(Data items):
--------

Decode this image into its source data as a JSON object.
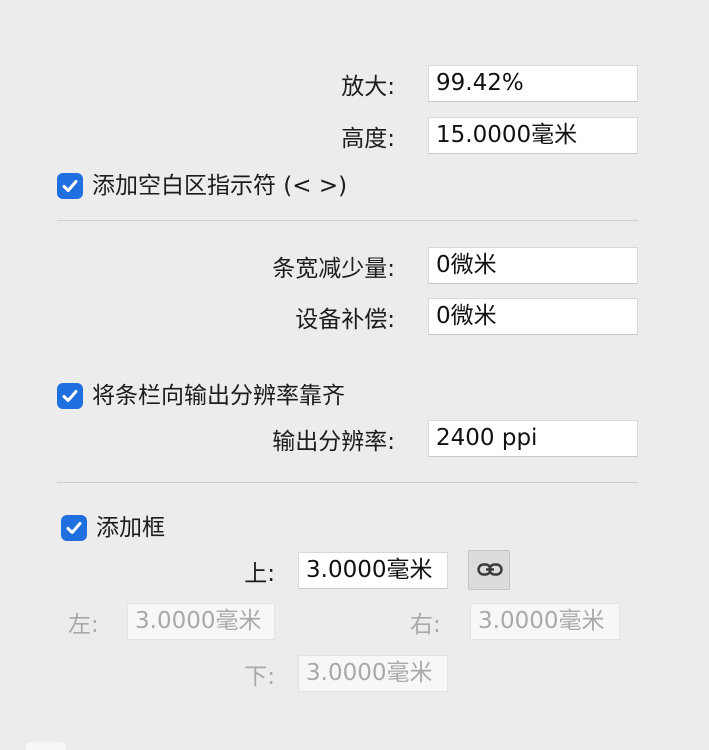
{
  "magnification": {
    "label": "放大:",
    "value": "99.42%"
  },
  "height": {
    "label": "高度:",
    "value": "15.0000毫米"
  },
  "add_quiet_zone": {
    "label": "添加空白区指示符 (< >)",
    "checked": true
  },
  "bar_width_reduction": {
    "label": "条宽减少量:",
    "value": "0微米"
  },
  "device_compensation": {
    "label": "设备补偿:",
    "value": "0微米"
  },
  "align_bars": {
    "label": "将条栏向输出分辨率靠齐",
    "checked": true
  },
  "output_resolution": {
    "label": "输出分辨率:",
    "value": "2400 ppi"
  },
  "add_border": {
    "label": "添加框",
    "checked": true
  },
  "border": {
    "top": {
      "label": "上:",
      "value": "3.0000毫米"
    },
    "left": {
      "label": "左:",
      "value": "3.0000毫米"
    },
    "right": {
      "label": "右:",
      "value": "3.0000毫米"
    },
    "bottom": {
      "label": "下:",
      "value": "3.0000毫米"
    },
    "link_icon": "link-icon"
  },
  "colors": {
    "accent": "#1f6fe0",
    "background": "#ececec",
    "disabled_text": "#a9a9a9"
  }
}
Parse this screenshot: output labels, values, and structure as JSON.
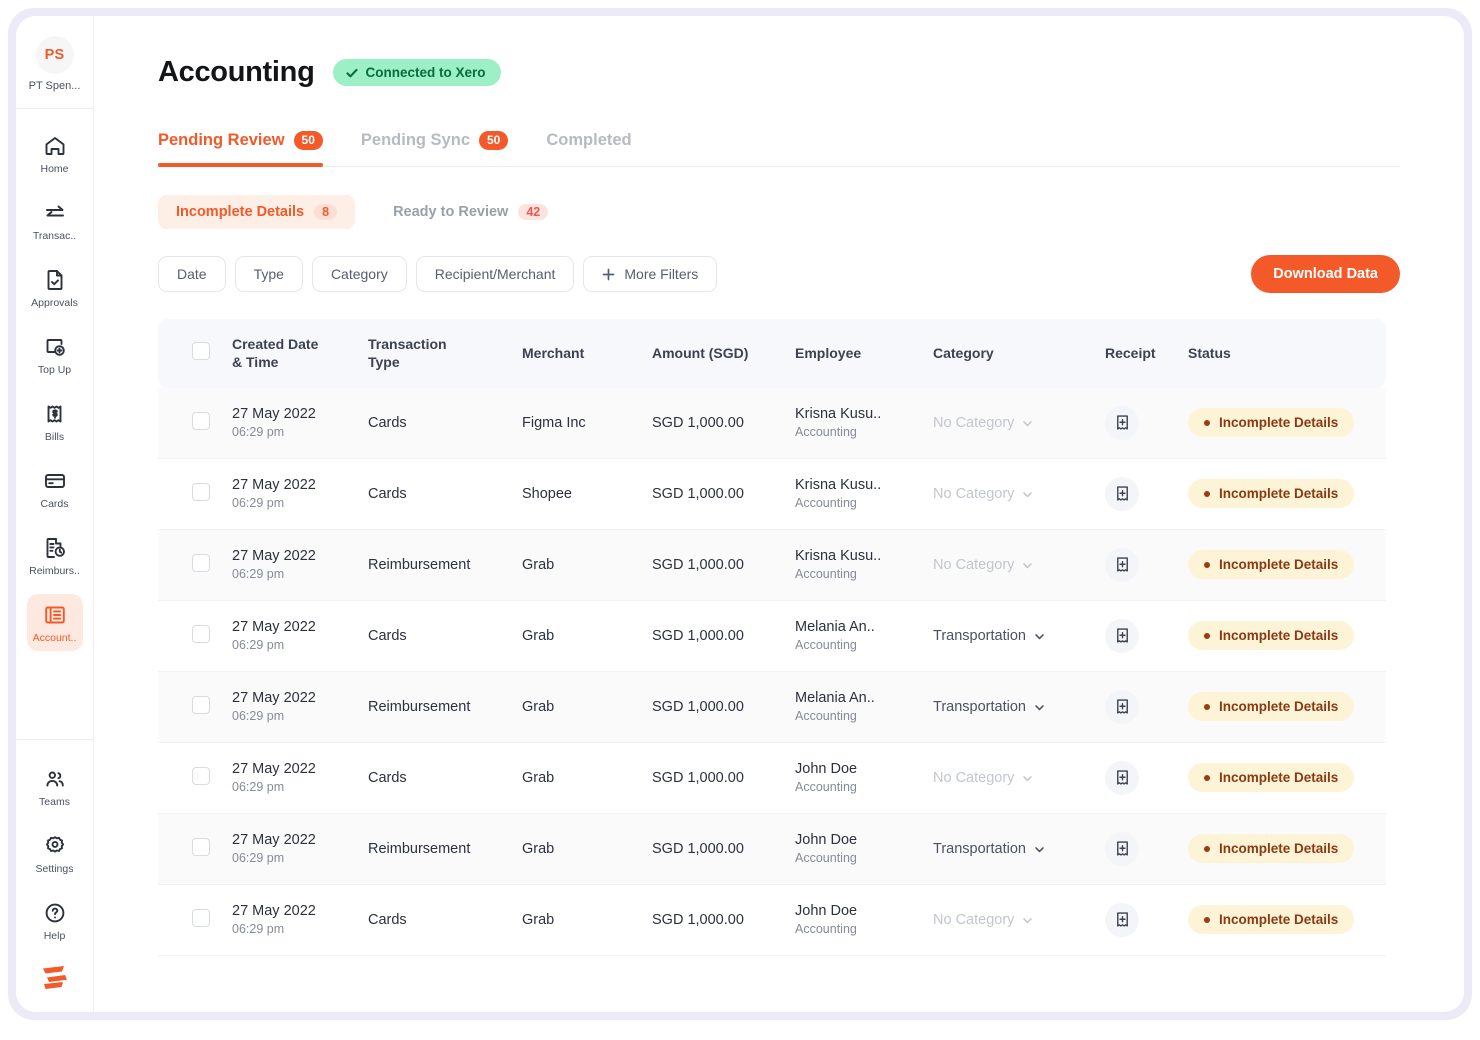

--------

(Set exercise): Using the material above, set down every line exactly, but skip the pictures.

(Result of this exercise):
Decode this image into its source data as a JSON object.
{
  "magnification": {
    "label": "放大:",
    "value": "99.42%"
  },
  "height": {
    "label": "高度:",
    "value": "15.0000毫米"
  },
  "add_quiet_zone": {
    "label": "添加空白区指示符 (< >)",
    "checked": true
  },
  "bar_width_reduction": {
    "label": "条宽减少量:",
    "value": "0微米"
  },
  "device_compensation": {
    "label": "设备补偿:",
    "value": "0微米"
  },
  "align_bars": {
    "label": "将条栏向输出分辨率靠齐",
    "checked": true
  },
  "output_resolution": {
    "label": "输出分辨率:",
    "value": "2400 ppi"
  },
  "add_border": {
    "label": "添加框",
    "checked": true
  },
  "border": {
    "top": {
      "label": "上:",
      "value": "3.0000毫米"
    },
    "left": {
      "label": "左:",
      "value": "3.0000毫米"
    },
    "right": {
      "label": "右:",
      "value": "3.0000毫米"
    },
    "bottom": {
      "label": "下:",
      "value": "3.0000毫米"
    },
    "link_icon": "link-icon"
  },
  "colors": {
    "accent": "#1f6fe0",
    "background": "#ececec",
    "disabled_text": "#a9a9a9"
  }
}
Parse this screenshot: output labels, values, and structure as JSON.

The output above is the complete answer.